## What the task requires
Please write out the material below exactly as given.

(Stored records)
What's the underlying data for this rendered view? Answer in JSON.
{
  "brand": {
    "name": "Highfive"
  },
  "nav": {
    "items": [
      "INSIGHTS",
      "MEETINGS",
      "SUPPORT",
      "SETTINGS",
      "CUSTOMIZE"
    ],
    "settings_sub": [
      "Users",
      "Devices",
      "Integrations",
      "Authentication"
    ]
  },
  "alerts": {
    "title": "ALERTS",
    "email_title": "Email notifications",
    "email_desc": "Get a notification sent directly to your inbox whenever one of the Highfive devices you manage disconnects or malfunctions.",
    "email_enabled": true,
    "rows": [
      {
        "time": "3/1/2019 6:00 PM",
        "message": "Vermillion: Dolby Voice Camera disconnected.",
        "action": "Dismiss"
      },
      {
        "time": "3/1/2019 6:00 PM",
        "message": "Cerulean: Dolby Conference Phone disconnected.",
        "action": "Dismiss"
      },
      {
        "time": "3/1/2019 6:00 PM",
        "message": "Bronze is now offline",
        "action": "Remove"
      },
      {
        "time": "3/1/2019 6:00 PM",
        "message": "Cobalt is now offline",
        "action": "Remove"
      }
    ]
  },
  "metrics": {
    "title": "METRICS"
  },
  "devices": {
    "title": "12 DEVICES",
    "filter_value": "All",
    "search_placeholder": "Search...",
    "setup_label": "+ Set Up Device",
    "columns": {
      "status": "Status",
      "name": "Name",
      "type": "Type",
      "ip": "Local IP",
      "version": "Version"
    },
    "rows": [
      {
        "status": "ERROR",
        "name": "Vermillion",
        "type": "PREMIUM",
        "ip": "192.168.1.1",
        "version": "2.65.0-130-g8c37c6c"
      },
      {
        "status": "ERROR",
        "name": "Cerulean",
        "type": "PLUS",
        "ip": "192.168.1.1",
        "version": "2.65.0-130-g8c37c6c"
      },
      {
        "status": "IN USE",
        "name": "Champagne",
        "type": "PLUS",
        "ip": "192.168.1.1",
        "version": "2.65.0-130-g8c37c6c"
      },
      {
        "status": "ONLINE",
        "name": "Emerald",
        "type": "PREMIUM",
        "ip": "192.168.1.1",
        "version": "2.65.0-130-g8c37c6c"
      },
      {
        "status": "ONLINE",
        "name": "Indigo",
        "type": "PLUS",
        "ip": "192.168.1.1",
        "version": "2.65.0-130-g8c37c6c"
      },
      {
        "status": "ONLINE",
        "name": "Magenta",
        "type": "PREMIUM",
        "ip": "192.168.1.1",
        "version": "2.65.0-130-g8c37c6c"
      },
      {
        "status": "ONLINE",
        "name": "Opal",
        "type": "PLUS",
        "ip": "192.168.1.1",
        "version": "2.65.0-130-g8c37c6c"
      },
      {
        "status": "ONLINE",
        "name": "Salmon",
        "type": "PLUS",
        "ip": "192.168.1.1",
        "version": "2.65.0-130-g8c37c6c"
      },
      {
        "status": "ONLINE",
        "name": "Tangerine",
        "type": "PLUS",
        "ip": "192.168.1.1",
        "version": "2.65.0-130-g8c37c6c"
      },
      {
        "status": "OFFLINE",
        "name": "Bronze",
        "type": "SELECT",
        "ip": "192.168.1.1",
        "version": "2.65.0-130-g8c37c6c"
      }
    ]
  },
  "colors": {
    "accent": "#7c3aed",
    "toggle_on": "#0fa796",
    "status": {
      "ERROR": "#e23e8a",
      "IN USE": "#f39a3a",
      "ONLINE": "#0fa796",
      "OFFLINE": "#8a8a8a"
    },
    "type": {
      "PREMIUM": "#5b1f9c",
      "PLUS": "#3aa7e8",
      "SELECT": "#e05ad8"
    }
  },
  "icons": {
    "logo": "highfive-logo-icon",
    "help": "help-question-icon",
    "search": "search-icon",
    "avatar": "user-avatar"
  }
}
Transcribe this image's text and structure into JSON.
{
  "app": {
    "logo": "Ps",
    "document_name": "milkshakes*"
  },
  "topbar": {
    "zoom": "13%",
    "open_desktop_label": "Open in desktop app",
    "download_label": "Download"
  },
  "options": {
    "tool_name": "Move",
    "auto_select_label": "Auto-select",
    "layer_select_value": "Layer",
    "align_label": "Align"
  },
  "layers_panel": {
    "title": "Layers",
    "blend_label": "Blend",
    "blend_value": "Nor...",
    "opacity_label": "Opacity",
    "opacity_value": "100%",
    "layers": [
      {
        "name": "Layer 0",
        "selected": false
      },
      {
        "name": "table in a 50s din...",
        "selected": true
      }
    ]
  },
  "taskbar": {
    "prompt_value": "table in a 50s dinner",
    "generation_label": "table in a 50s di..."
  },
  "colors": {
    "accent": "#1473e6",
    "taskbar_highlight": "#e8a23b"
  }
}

## Task output
What's the underlying data for this rendered view? Answer in JSON.
{
  "brand": {
    "name": "Highfive"
  },
  "nav": {
    "items": [
      "INSIGHTS",
      "MEETINGS",
      "SUPPORT",
      "SETTINGS",
      "CUSTOMIZE"
    ],
    "settings_sub": [
      "Users",
      "Devices",
      "Integrations",
      "Authentication"
    ]
  },
  "alerts": {
    "title": "ALERTS",
    "email_title": "Email notifications",
    "email_desc": "Get a notification sent directly to your inbox whenever one of the Highfive devices you manage disconnects or malfunctions.",
    "email_enabled": true,
    "rows": [
      {
        "time": "3/1/2019 6:00 PM",
        "message": "Vermillion: Dolby Voice Camera disconnected.",
        "action": "Dismiss"
      },
      {
        "time": "3/1/2019 6:00 PM",
        "message": "Cerulean: Dolby Conference Phone disconnected.",
        "action": "Dismiss"
      },
      {
        "time": "3/1/2019 6:00 PM",
        "message": "Bronze is now offline",
        "action": "Remove"
      },
      {
        "time": "3/1/2019 6:00 PM",
        "message": "Cobalt is now offline",
        "action": "Remove"
      }
    ]
  },
  "metrics": {
    "title": "METRICS"
  },
  "devices": {
    "title": "12 DEVICES",
    "filter_value": "All",
    "search_placeholder": "Search...",
    "setup_label": "+ Set Up Device",
    "columns": {
      "status": "Status",
      "name": "Name",
      "type": "Type",
      "ip": "Local IP",
      "version": "Version"
    },
    "rows": [
      {
        "status": "ERROR",
        "name": "Vermillion",
        "type": "PREMIUM",
        "ip": "192.168.1.1",
        "version": "2.65.0-130-g8c37c6c"
      },
      {
        "status": "ERROR",
        "name": "Cerulean",
        "type": "PLUS",
        "ip": "192.168.1.1",
        "version": "2.65.0-130-g8c37c6c"
      },
      {
        "status": "IN USE",
        "name": "Champagne",
        "type": "PLUS",
        "ip": "192.168.1.1",
        "version": "2.65.0-130-g8c37c6c"
      },
      {
        "status": "ONLINE",
        "name": "Emerald",
        "type": "PREMIUM",
        "ip": "192.168.1.1",
        "version": "2.65.0-130-g8c37c6c"
      },
      {
        "status": "ONLINE",
        "name": "Indigo",
        "type": "PLUS",
        "ip": "192.168.1.1",
        "version": "2.65.0-130-g8c37c6c"
      },
      {
        "status": "ONLINE",
        "name": "Magenta",
        "type": "PREMIUM",
        "ip": "192.168.1.1",
        "version": "2.65.0-130-g8c37c6c"
      },
      {
        "status": "ONLINE",
        "name": "Opal",
        "type": "PLUS",
        "ip": "192.168.1.1",
        "version": "2.65.0-130-g8c37c6c"
      },
      {
        "status": "ONLINE",
        "name": "Salmon",
        "type": "PLUS",
        "ip": "192.168.1.1",
        "version": "2.65.0-130-g8c37c6c"
      },
      {
        "status": "ONLINE",
        "name": "Tangerine",
        "type": "PLUS",
        "ip": "192.168.1.1",
        "version": "2.65.0-130-g8c37c6c"
      },
      {
        "status": "OFFLINE",
        "name": "Bronze",
        "type": "SELECT",
        "ip": "192.168.1.1",
        "version": "2.65.0-130-g8c37c6c"
      }
    ]
  },
  "colors": {
    "accent": "#7c3aed",
    "toggle_on": "#0fa796",
    "status": {
      "ERROR": "#e23e8a",
      "IN USE": "#f39a3a",
      "ONLINE": "#0fa796",
      "OFFLINE": "#8a8a8a"
    },
    "type": {
      "PREMIUM": "#5b1f9c",
      "PLUS": "#3aa7e8",
      "SELECT": "#e05ad8"
    }
  },
  "icons": {
    "logo": "highfive-logo-icon",
    "help": "help-question-icon",
    "search": "search-icon",
    "avatar": "user-avatar"
  }
}
Transcribe this image's text and structure into JSON.
{
  "app": {
    "logo": "Ps",
    "document_name": "milkshakes*"
  },
  "topbar": {
    "zoom": "13%",
    "open_desktop_label": "Open in desktop app",
    "download_label": "Download"
  },
  "options": {
    "tool_name": "Move",
    "auto_select_label": "Auto-select",
    "layer_select_value": "Layer",
    "align_label": "Align"
  },
  "layers_panel": {
    "title": "Layers",
    "blend_label": "Blend",
    "blend_value": "Nor...",
    "opacity_label": "Opacity",
    "opacity_value": "100%",
    "layers": [
      {
        "name": "Layer 0",
        "selected": false
      },
      {
        "name": "table in a 50s din...",
        "selected": true
      }
    ]
  },
  "taskbar": {
    "prompt_value": "table in a 50s dinner",
    "generation_label": "table in a 50s di..."
  },
  "colors": {
    "accent": "#1473e6",
    "taskbar_highlight": "#e8a23b"
  }
}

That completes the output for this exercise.